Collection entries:
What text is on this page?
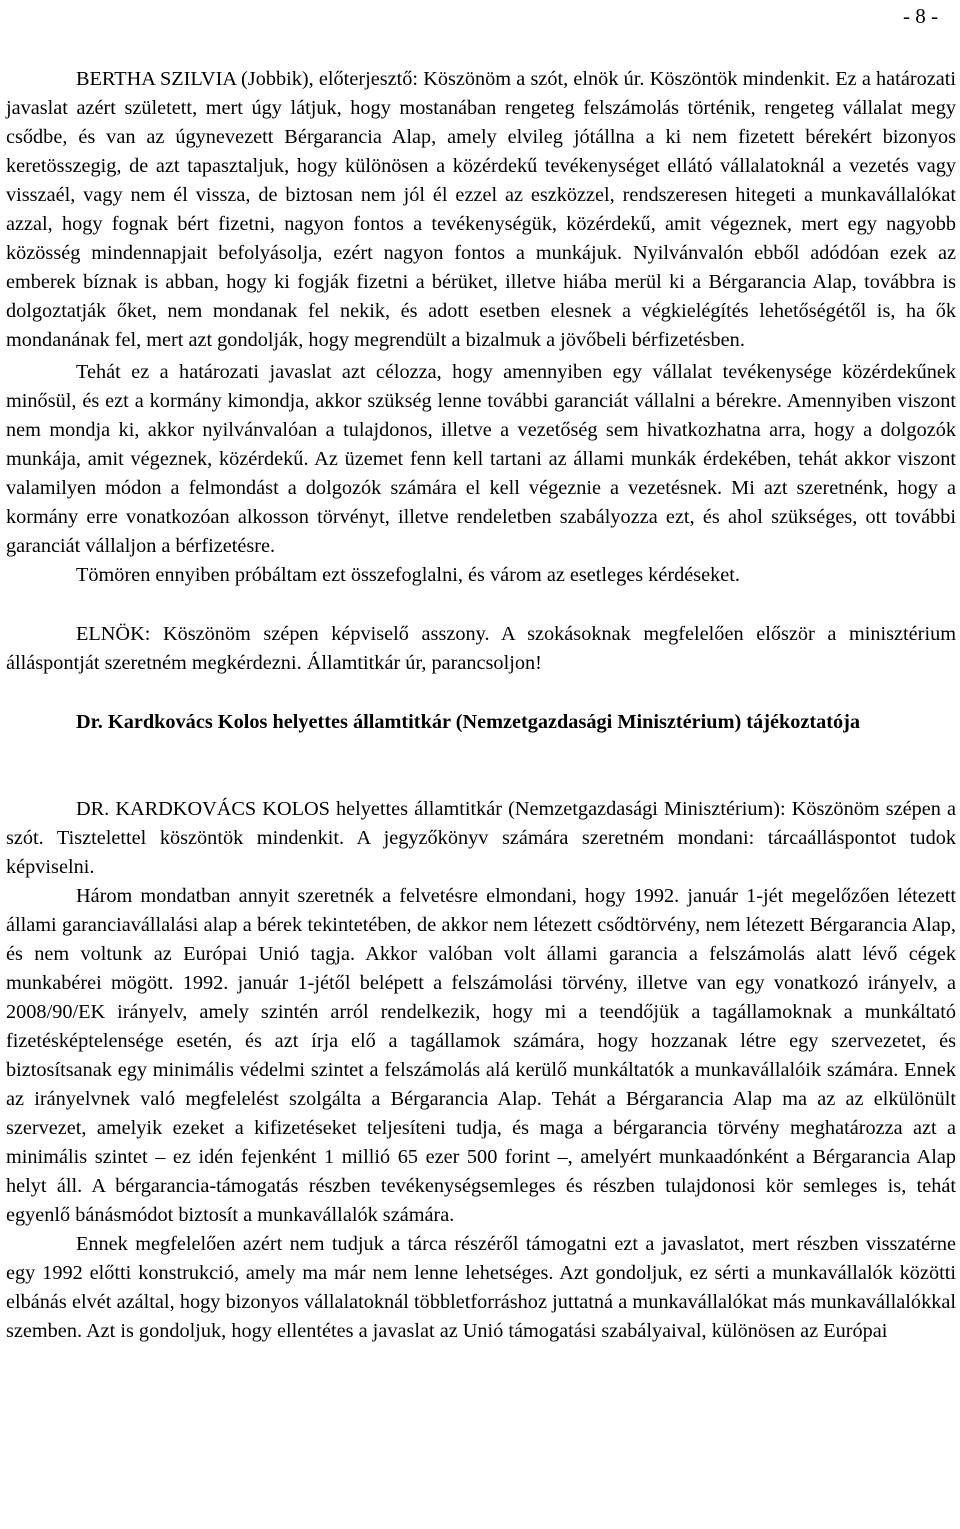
- 8 -

BERTHA SZILVIA (Jobbik), előterjesztő: Köszönöm a szót, elnök úr. Köszöntök mindenkit. Ez a határozati javaslat azért született, mert úgy látjuk, hogy mostanában rengeteg felszámolás történik, rengeteg vállalat megy csődbe, és van az úgynevezett Bérgarancia Alap, amely elvileg jótállna a ki nem fizetett bérekért bizonyos keretösszegig, de azt tapasztaljuk, hogy különösen a közérdekű tevékenységet ellátó vállalatoknál a vezetés vagy visszaél, vagy nem él vissza, de biztosan nem jól él ezzel az eszközzel, rendszeresen hitegeti a munkavállalókat azzal, hogy fognak bért fizetni, nagyon fontos a tevékenységük, közérdekű, amit végeznek, mert egy nagyobb közösség mindennapjait befolyásolja, ezért nagyon fontos a munkájuk. Nyilvánvalón ebből adódóan ezek az emberek bíznak is abban, hogy ki fogják fizetni a bérüket, illetve hiába merül ki a Bérgarancia Alap, továbbra is dolgoztatják őket, nem mondanak fel nekik, és adott esetben elesnek a végkielégítés lehetőségétől is, ha ők mondanának fel, mert azt gondolják, hogy megrendült a bizalmuk a jövőbeli bérfizetésben.

Tehát ez a határozati javaslat azt célozza, hogy amennyiben egy vállalat tevékenysége közérdekűnek minősül, és ezt a kormány kimondja, akkor szükség lenne további garanciát vállalni a bérekre. Amennyiben viszont nem mondja ki, akkor nyilvánvalóan a tulajdonos, illetve a vezetőség sem hivatkozhatna arra, hogy a dolgozók munkája, amit végeznek, közérdekű. Az üzemet fenn kell tartani az állami munkák érdekében, tehát akkor viszont valamilyen módon a felmondást a dolgozók számára el kell végeznie a vezetésnek. Mi azt szeretnénk, hogy a kormány erre vonatkozóan alkosson törvényt, illetve rendeletben szabályozza ezt, és ahol szükséges, ott további garanciát vállaljon a bérfizetésre.

Tömören ennyiben próbáltam ezt összefoglalni, és várom az esetleges kérdéseket.

ELNÖK: Köszönöm szépen képviselő asszony. A szokásoknak megfelelően először a minisztérium álláspontját szeretném megkérdezni. Államtitkár úr, parancsoljon!

Dr. Kardkovács Kolos helyettes államtitkár (Nemzetgazdasági Minisztérium) tájékoztatója

DR. KARDKOVÁCS KOLOS helyettes államtitkár (Nemzetgazdasági Minisztérium): Köszönöm szépen a szót. Tisztelettel köszöntök mindenkit. A jegyzőkönyv számára szeretném mondani: tárcaálláspontot tudok képviselni.

Három mondatban annyit szeretnék a felvetésre elmondani, hogy 1992. január 1-jét megelőzően létezett állami garanciavállalási alap a bérek tekintetében, de akkor nem létezett csődtörvény, nem létezett Bérgarancia Alap, és nem voltunk az Európai Unió tagja. Akkor valóban volt állami garancia a felszámolás alatt lévő cégek munkabérei mögött. 1992. január 1-jétől belépett a felszámolási törvény, illetve van egy vonatkozó irányelv, a 2008/90/EK irányelv, amely szintén arról rendelkezik, hogy mi a teendőjük a tagállamoknak a munkáltató fizetésképtelensége esetén, és azt írja elő a tagállamok számára, hogy hozzanak létre egy szervezetet, és biztosítsanak egy minimális védelmi szintet a felszámolás alá kerülő munkáltatók a munkavállalóik számára. Ennek az irányelvnek való megfelelést szolgálta a Bérgarancia Alap. Tehát a Bérgarancia Alap ma az az elkülönült szervezet, amelyik ezeket a kifizetéseket teljesíteni tudja, és maga a bérgarancia törvény meghatározza azt a minimális szintet – ez idén fejenként 1 millió 65 ezer 500 forint –, amelyért munkaadónként a Bérgarancia Alap helyt áll. A bérgarancia-támogatás részben tevékenységsemleges és részben tulajdonosi kör semleges is, tehát egyenlő bánásmódot biztosít a munkavállalók számára.

Ennek megfelelően azért nem tudjuk a tárca részéről támogatni ezt a javaslatot, mert részben visszatérne egy 1992 előtti konstrukció, amely ma már nem lenne lehetséges. Azt gondoljuk, ez sérti a munkavállalók közötti elbánás elvét azáltal, hogy bizonyos vállalatoknál többletforráshoz juttatná a munkavállalókat más munkavállalókkal szemben. Azt is gondoljuk, hogy ellentétes a javaslat az Unió támogatási szabályaival, különösen az Európai
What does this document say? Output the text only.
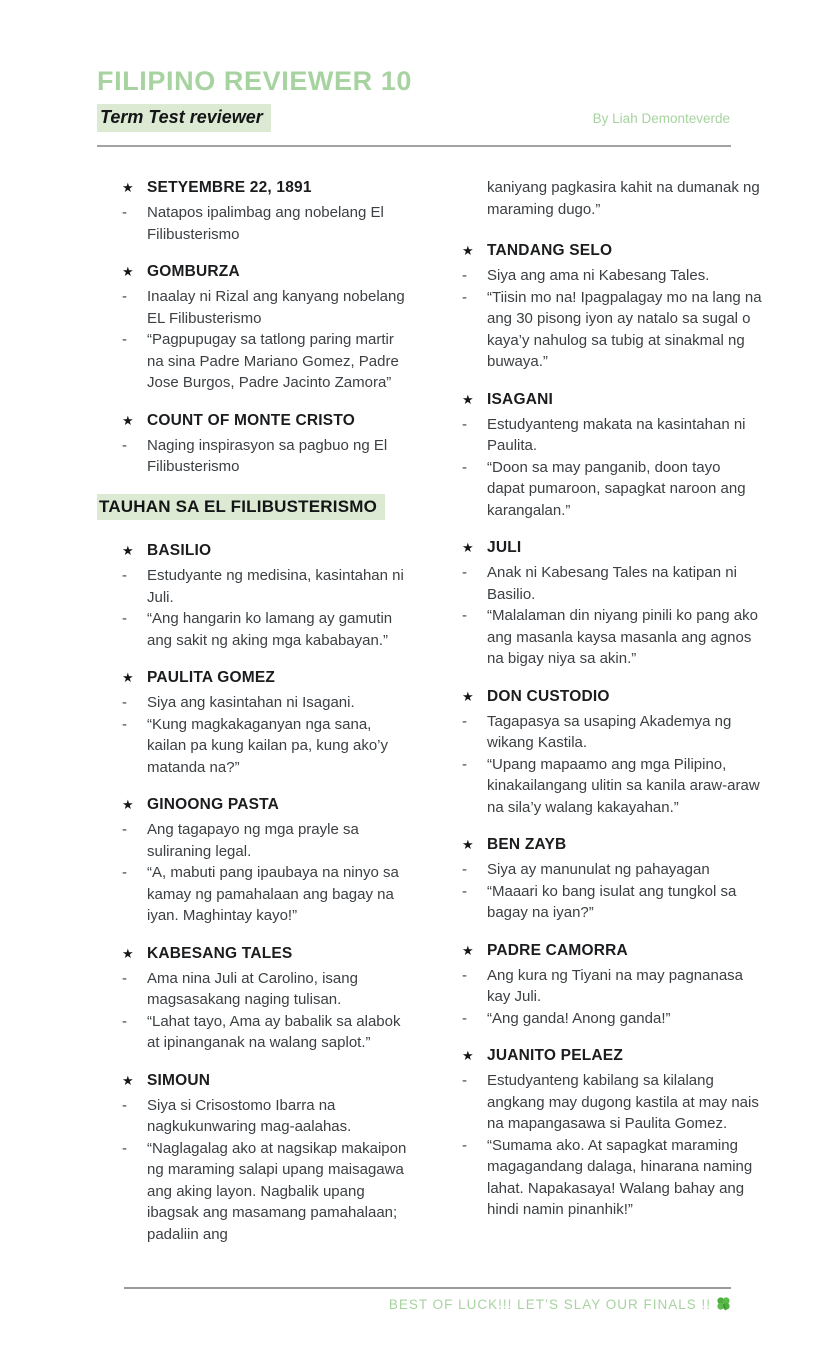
FILIPINO REVIEWER 10
Term Test reviewer	By Liah Demonteverde
★ SETYEMBRE 22, 1891
-	Natapos ipalimbag ang nobelang El Filibusterismo
★ GOMBURZA
-	Inaalay ni Rizal ang kanyang nobelang EL Filibusterismo
-	“Pagpupugay sa tatlong paring martir na sina Padre Mariano Gomez, Padre Jose Burgos, Padre Jacinto Zamora”
★ COUNT OF MONTE CRISTO
-	Naging inspirasyon sa pagbuo ng El Filibusterismo
TAUHAN SA EL FILIBUSTERISMO
★ BASILIO
-	Estudyante ng medisina, kasintahan ni Juli.
-	“Ang hangarin ko lamang ay gamutin ang sakit ng aking mga kababayan.”
★ PAULITA GOMEZ
-	Siya ang kasintahan ni Isagani.
-	“Kung magkakaganyan nga sana, kailan pa kung kailan pa, kung ako’y matanda na?”
★ GINOONG PASTA
-	Ang tagapayo ng mga prayle sa suliraning legal.
-	“A, mabuti pang ipaubaya na ninyo sa kamay ng pamahalaan ang bagay na iyan. Maghintay kayo!”
★ KABESANG TALES
-	Ama nina Juli at Carolino, isang magsasakang naging tulisan.
-	“Lahat tayo, Ama ay babalik sa alabok at ipinanganak na walang saplot.”
★ SIMOUN
-	Siya si Crisostomo Ibarra na nagkukunwaring mag-aalahas.
-	“Naglagalag ako at nagsikap makaipon ng maraming salapi upang maisagawa ang aking layon. Nagbalik upang ibagsak ang masamang pamahalaan; padaliin ang
kaniyang pagkasira kahit na dumanak ng maraming dugo.”
★ TANDANG SELO
-	Siya ang ama ni Kabesang Tales.
-	“Tiisin mo na! Ipagpalagay mo na lang na ang 30 pisong iyon ay natalo sa sugal o kaya’y nahulog sa tubig at sinakmal ng buwaya.”
★ ISAGANI
-	Estudyanteng makata na kasintahan ni Paulita.
-	“Doon sa may panganib, doon tayo dapat pumaroon, sapagkat naroon ang karangalan.”
★ JULI
-	Anak ni Kabesang Tales na katipan ni Basilio.
-	“Malalaman din niyang pinili ko pang ako ang masanla kaysa masanla ang agnos na bigay niya sa akin.”
★ DON CUSTODIO
-	Tagapasya sa usaping Akademya ng wikang Kastila.
-	“Upang mapaamo ang mga Pilipino, kinakailangang ulitin sa kanila araw-araw na sila’y walang kakayahan.”
★ BEN ZAYB
-	Siya ay manunulat ng pahayagan
-	“Maaari ko bang isulat ang tungkol sa bagay na iyan?”
★ PADRE CAMORRA
-	Ang kura ng Tiyani na may pagnanasa kay Juli.
-	“Ang ganda! Anong ganda!”
★ JUANITO PELAEZ
-	Estudyanteng kabilang sa kilalang angkang may dugong kastila at may nais na mapangasawa si Paulita Gomez.
-	“Sumama ako. At sapagkat maraming magagandang dalaga, hinarana naming lahat. Napakasaya! Walang bahay ang hindi namin pinanhik!”
BEST OF LUCK!!! LET’S SLAY OUR FINALS !!
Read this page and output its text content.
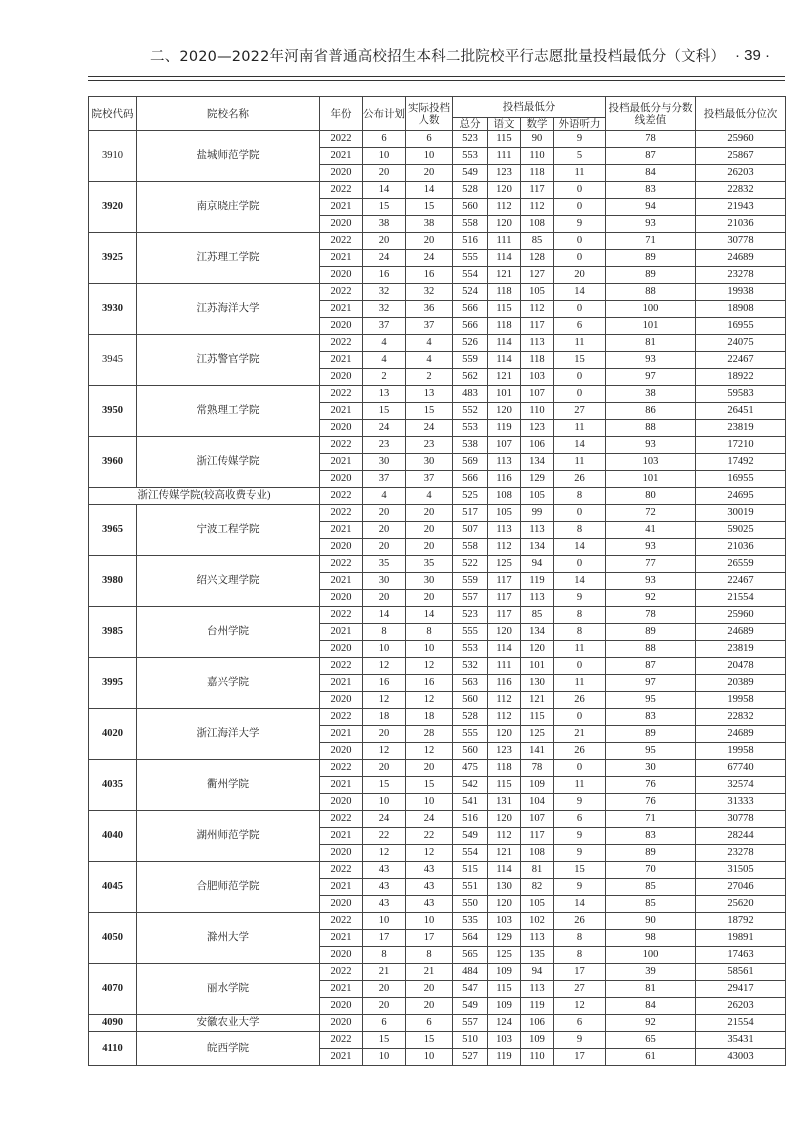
二、2020—2022年河南省普通高校招生本科二批院校平行志愿批量投档最低分（文科） · 39 ·
院校代码	院校名称	年份	公布计划	实际投档人数	投档最低分				投档最低分与分数线差值	投档最低分位次
					总分	语文	数学	外语听力		
3910	盐城师范学院	2022	6	6	523	115	90	9	78	25960
		2021	10	10	553	111	110	5	87	25867
		2020	20	20	549	123	118	11	84	26203
3920	南京晓庄学院	2022	14	14	528	120	117	0	83	22832
		2021	15	15	560	112	112	0	94	21943
		2020	38	38	558	120	108	9	93	21036
3925	江苏理工学院	2022	20	20	516	111	85	0	71	30778
		2021	24	24	555	114	128	0	89	24689
		2020	16	16	554	121	127	20	89	23278
3930	江苏海洋大学	2022	32	32	524	118	105	14	88	19938
		2021	32	36	566	115	112	0	100	18908
		2020	37	37	566	118	117	6	101	16955
3945	江苏警官学院	2022	4	4	526	114	113	11	81	24075
		2021	4	4	559	114	118	15	93	22467
		2020	2	2	562	121	103	0	97	18922
3950	常熟理工学院	2022	13	13	483	101	107	0	38	59583
		2021	15	15	552	120	110	27	86	26451
		2020	24	24	553	119	123	11	88	23819
3960	浙江传媒学院	2022	23	23	538	107	106	14	93	17210
		2021	30	30	569	113	134	11	103	17492
		2020	37	37	566	116	129	26	101	16955
浙江传媒学院(较高收费专业)		2022	4	4	525	108	105	8	80	24695
3965	宁波工程学院	2022	20	20	517	105	99	0	72	30019
		2021	20	20	507	113	113	8	41	59025
		2020	20	20	558	112	134	14	93	21036
3980	绍兴文理学院	2022	35	35	522	125	94	0	77	26559
		2021	30	30	559	117	119	14	93	22467
		2020	20	20	557	117	113	9	92	21554
3985	台州学院	2022	14	14	523	117	85	8	78	25960
		2021	8	8	555	120	134	8	89	24689
		2020	10	10	553	114	120	11	88	23819
3995	嘉兴学院	2022	12	12	532	111	101	0	87	20478
		2021	16	16	563	116	130	11	97	20389
		2020	12	12	560	112	121	26	95	19958
4020	浙江海洋大学	2022	18	18	528	112	115	0	83	22832
		2021	20	28	555	120	125	21	89	24689
		2020	12	12	560	123	141	26	95	19958
4035	衢州学院	2022	20	20	475	118	78	0	30	67740
		2021	15	15	542	115	109	11	76	32574
		2020	10	10	541	131	104	9	76	31333
4040	湖州师范学院	2022	24	24	516	120	107	6	71	30778
		2021	22	22	549	112	117	9	83	28244
		2020	12	12	554	121	108	9	89	23278
4045	合肥师范学院	2022	43	43	515	114	81	15	70	31505
		2021	43	43	551	130	82	9	85	27046
		2020	43	43	550	120	105	14	85	25620
4050	滁州大学	2022	10	10	535	103	102	26	90	18792
		2021	17	17	564	129	113	8	98	19891
		2020	8	8	565	125	135	8	100	17463
4070	丽水学院	2022	21	21	484	109	94	17	39	58561
		2021	20	20	547	115	113	27	81	29417
		2020	20	20	549	109	119	12	84	26203
4090	安徽农业大学	2020	6	6	557	124	106	6	92	21554
4110	皖西学院	2022	15	15	510	103	109	9	65	35431
		2021	10	10	527	119	110	17	61	43003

» **EXERCISE INSTRUCTIONS**
Find "text". Copy every line it occurs in.

» **EXERCISE SOLUTION**
What text is on this page?
What does this document say? Output the text only.
Read this page and output its text content.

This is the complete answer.